Entries provided start
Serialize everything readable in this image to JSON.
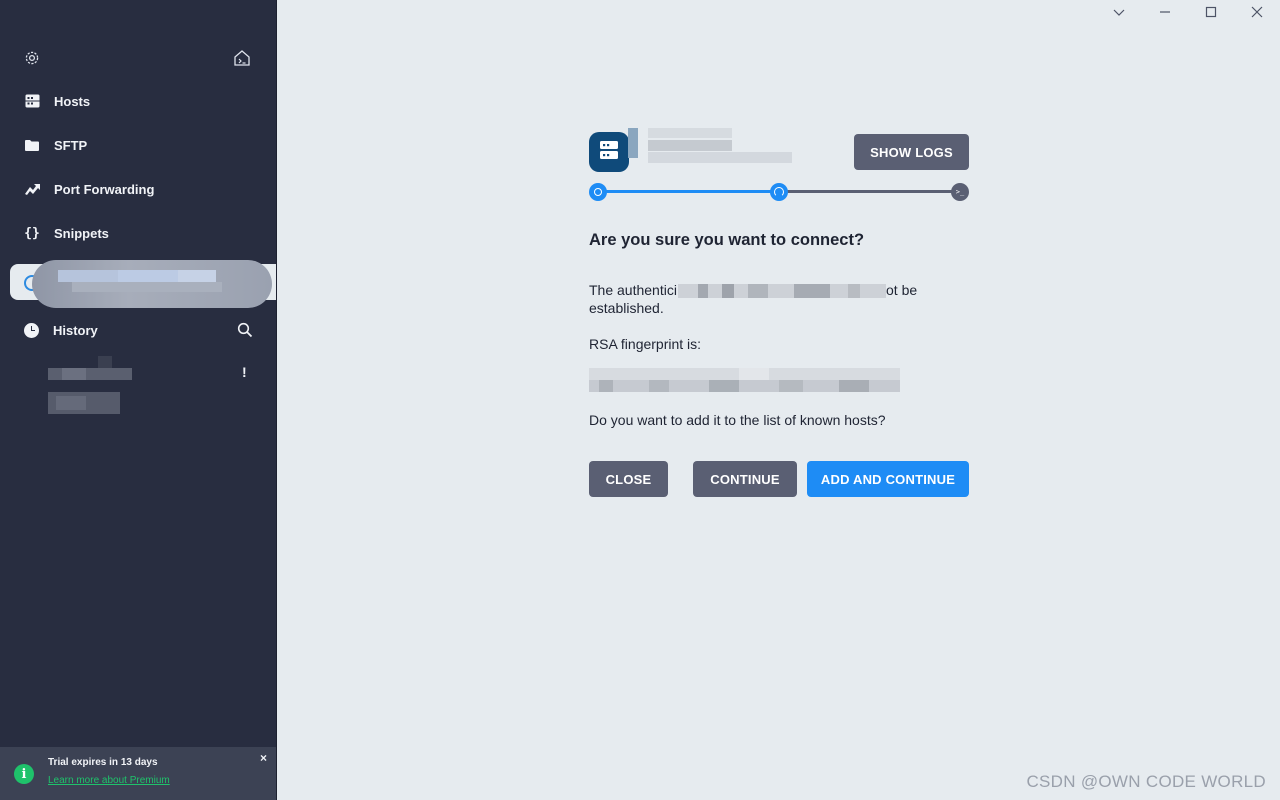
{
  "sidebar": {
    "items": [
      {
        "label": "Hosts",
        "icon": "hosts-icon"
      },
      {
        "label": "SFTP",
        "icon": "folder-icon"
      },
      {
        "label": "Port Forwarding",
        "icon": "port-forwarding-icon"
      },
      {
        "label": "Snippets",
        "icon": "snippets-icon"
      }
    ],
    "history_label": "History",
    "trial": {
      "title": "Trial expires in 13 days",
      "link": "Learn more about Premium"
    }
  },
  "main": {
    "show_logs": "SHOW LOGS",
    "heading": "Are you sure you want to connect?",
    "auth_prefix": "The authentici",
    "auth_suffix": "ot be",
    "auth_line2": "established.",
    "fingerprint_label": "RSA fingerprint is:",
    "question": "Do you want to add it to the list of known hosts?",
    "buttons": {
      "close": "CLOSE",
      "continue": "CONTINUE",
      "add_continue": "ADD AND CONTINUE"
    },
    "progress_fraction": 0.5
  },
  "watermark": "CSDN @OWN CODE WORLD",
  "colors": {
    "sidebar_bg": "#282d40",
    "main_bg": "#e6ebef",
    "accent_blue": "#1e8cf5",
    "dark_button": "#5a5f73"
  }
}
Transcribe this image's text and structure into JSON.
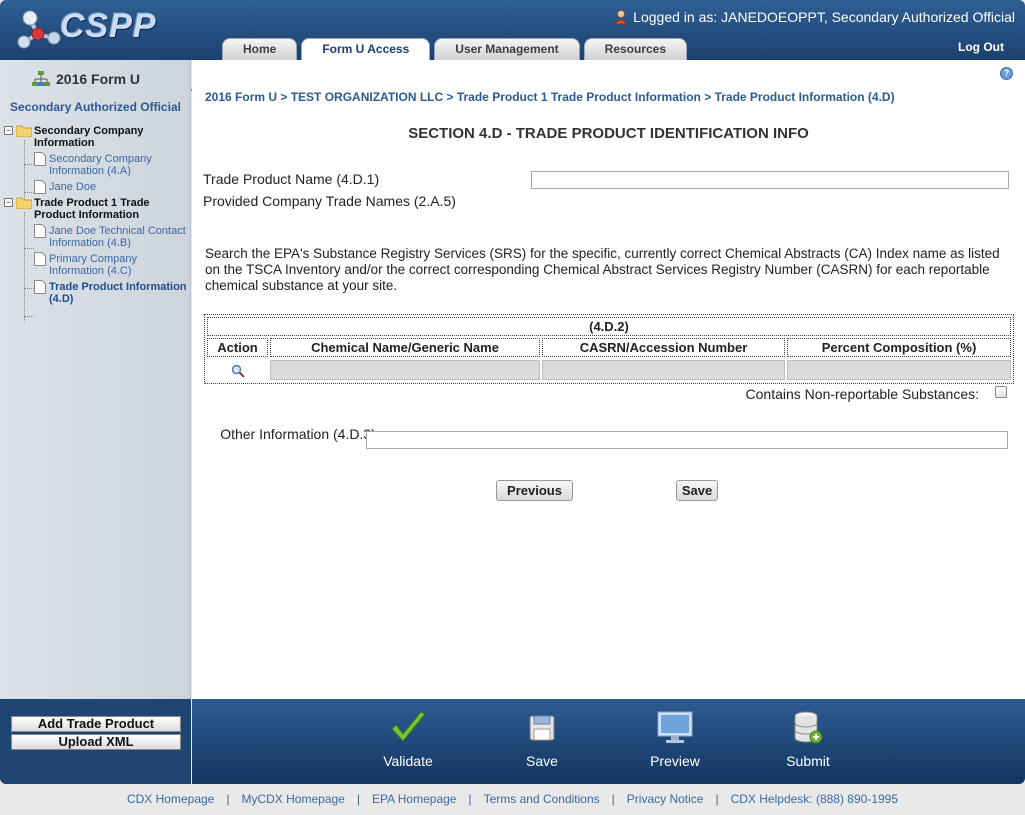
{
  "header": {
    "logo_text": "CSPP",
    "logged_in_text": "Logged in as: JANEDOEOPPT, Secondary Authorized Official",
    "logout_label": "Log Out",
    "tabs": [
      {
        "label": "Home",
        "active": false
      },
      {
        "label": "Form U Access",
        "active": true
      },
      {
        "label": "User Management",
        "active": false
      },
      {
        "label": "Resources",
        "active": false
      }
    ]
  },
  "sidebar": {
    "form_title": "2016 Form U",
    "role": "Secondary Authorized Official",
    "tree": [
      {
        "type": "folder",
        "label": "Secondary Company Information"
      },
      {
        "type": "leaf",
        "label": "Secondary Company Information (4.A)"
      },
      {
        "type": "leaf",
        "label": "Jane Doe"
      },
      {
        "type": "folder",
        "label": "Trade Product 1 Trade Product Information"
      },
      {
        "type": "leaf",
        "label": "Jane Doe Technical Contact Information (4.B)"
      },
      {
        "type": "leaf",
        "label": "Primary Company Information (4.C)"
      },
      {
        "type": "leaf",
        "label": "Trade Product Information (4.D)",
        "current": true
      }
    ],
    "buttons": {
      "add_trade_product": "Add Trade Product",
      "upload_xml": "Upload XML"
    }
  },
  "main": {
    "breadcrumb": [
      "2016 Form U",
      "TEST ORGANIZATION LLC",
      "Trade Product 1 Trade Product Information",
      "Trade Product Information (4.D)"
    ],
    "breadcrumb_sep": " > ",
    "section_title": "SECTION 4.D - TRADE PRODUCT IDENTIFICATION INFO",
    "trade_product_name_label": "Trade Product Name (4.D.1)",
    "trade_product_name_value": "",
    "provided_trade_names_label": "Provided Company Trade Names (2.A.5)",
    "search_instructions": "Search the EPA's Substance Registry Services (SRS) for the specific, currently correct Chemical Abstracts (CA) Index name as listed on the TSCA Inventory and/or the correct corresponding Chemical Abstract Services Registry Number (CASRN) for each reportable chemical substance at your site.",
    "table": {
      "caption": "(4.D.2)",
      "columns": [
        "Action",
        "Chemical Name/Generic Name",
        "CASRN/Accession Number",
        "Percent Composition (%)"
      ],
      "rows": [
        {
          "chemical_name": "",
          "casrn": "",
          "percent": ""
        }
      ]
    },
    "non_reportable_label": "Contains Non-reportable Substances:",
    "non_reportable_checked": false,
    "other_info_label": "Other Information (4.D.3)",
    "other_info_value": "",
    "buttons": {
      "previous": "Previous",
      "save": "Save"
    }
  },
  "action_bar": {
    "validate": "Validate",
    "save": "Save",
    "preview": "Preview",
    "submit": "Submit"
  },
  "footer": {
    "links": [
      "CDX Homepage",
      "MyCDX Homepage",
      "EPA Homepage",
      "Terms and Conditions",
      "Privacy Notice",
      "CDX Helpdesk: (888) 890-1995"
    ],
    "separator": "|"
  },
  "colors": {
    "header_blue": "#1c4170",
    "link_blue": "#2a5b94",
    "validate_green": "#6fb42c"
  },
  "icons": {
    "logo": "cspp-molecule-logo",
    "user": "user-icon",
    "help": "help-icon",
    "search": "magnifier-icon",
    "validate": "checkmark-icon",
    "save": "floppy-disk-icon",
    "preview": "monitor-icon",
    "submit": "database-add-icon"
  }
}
Entries provided end
**Goal:** Quote all the records verbatim, dropping any pictures from your copy.

**Task result:**
Serialize everything readable in this image to JSON.
{
  "sidebar": {
    "items": [
      {
        "label": "Hosts",
        "icon": "hosts-icon"
      },
      {
        "label": "SFTP",
        "icon": "folder-icon"
      },
      {
        "label": "Port Forwarding",
        "icon": "port-forwarding-icon"
      },
      {
        "label": "Snippets",
        "icon": "snippets-icon"
      }
    ],
    "history_label": "History",
    "trial": {
      "title": "Trial expires in 13 days",
      "link": "Learn more about Premium"
    }
  },
  "main": {
    "show_logs": "SHOW LOGS",
    "heading": "Are you sure you want to connect?",
    "auth_prefix": "The authentici",
    "auth_suffix": "ot be",
    "auth_line2": "established.",
    "fingerprint_label": "RSA fingerprint is:",
    "question": "Do you want to add it to the list of known hosts?",
    "buttons": {
      "close": "CLOSE",
      "continue": "CONTINUE",
      "add_continue": "ADD AND CONTINUE"
    },
    "progress_fraction": 0.5
  },
  "watermark": "CSDN @OWN CODE WORLD",
  "colors": {
    "sidebar_bg": "#282d40",
    "main_bg": "#e6ebef",
    "accent_blue": "#1e8cf5",
    "dark_button": "#5a5f73"
  }
}
Transcribe this image's text and structure into JSON.
{
  "header": {
    "logo_text": "CSPP",
    "logged_in_text": "Logged in as: JANEDOEOPPT, Secondary Authorized Official",
    "logout_label": "Log Out",
    "tabs": [
      {
        "label": "Home",
        "active": false
      },
      {
        "label": "Form U Access",
        "active": true
      },
      {
        "label": "User Management",
        "active": false
      },
      {
        "label": "Resources",
        "active": false
      }
    ]
  },
  "sidebar": {
    "form_title": "2016 Form U",
    "role": "Secondary Authorized Official",
    "tree": [
      {
        "type": "folder",
        "label": "Secondary Company Information"
      },
      {
        "type": "leaf",
        "label": "Secondary Company Information (4.A)"
      },
      {
        "type": "leaf",
        "label": "Jane Doe"
      },
      {
        "type": "folder",
        "label": "Trade Product 1 Trade Product Information"
      },
      {
        "type": "leaf",
        "label": "Jane Doe Technical Contact Information (4.B)"
      },
      {
        "type": "leaf",
        "label": "Primary Company Information (4.C)"
      },
      {
        "type": "leaf",
        "label": "Trade Product Information (4.D)",
        "current": true
      }
    ],
    "buttons": {
      "add_trade_product": "Add Trade Product",
      "upload_xml": "Upload XML"
    }
  },
  "main": {
    "breadcrumb": [
      "2016 Form U",
      "TEST ORGANIZATION LLC",
      "Trade Product 1 Trade Product Information",
      "Trade Product Information (4.D)"
    ],
    "breadcrumb_sep": " > ",
    "section_title": "SECTION 4.D - TRADE PRODUCT IDENTIFICATION INFO",
    "trade_product_name_label": "Trade Product Name (4.D.1)",
    "trade_product_name_value": "",
    "provided_trade_names_label": "Provided Company Trade Names (2.A.5)",
    "search_instructions": "Search the EPA's Substance Registry Services (SRS) for the specific, currently correct Chemical Abstracts (CA) Index name as listed on the TSCA Inventory and/or the correct corresponding Chemical Abstract Services Registry Number (CASRN) for each reportable chemical substance at your site.",
    "table": {
      "caption": "(4.D.2)",
      "columns": [
        "Action",
        "Chemical Name/Generic Name",
        "CASRN/Accession Number",
        "Percent Composition (%)"
      ],
      "rows": [
        {
          "chemical_name": "",
          "casrn": "",
          "percent": ""
        }
      ]
    },
    "non_reportable_label": "Contains Non-reportable Substances:",
    "non_reportable_checked": false,
    "other_info_label": "Other Information (4.D.3)",
    "other_info_value": "",
    "buttons": {
      "previous": "Previous",
      "save": "Save"
    }
  },
  "action_bar": {
    "validate": "Validate",
    "save": "Save",
    "preview": "Preview",
    "submit": "Submit"
  },
  "footer": {
    "links": [
      "CDX Homepage",
      "MyCDX Homepage",
      "EPA Homepage",
      "Terms and Conditions",
      "Privacy Notice",
      "CDX Helpdesk: (888) 890-1995"
    ],
    "separator": "|"
  },
  "colors": {
    "header_blue": "#1c4170",
    "link_blue": "#2a5b94",
    "validate_green": "#6fb42c"
  },
  "icons": {
    "logo": "cspp-molecule-logo",
    "user": "user-icon",
    "help": "help-icon",
    "search": "magnifier-icon",
    "validate": "checkmark-icon",
    "save": "floppy-disk-icon",
    "preview": "monitor-icon",
    "submit": "database-add-icon"
  }
}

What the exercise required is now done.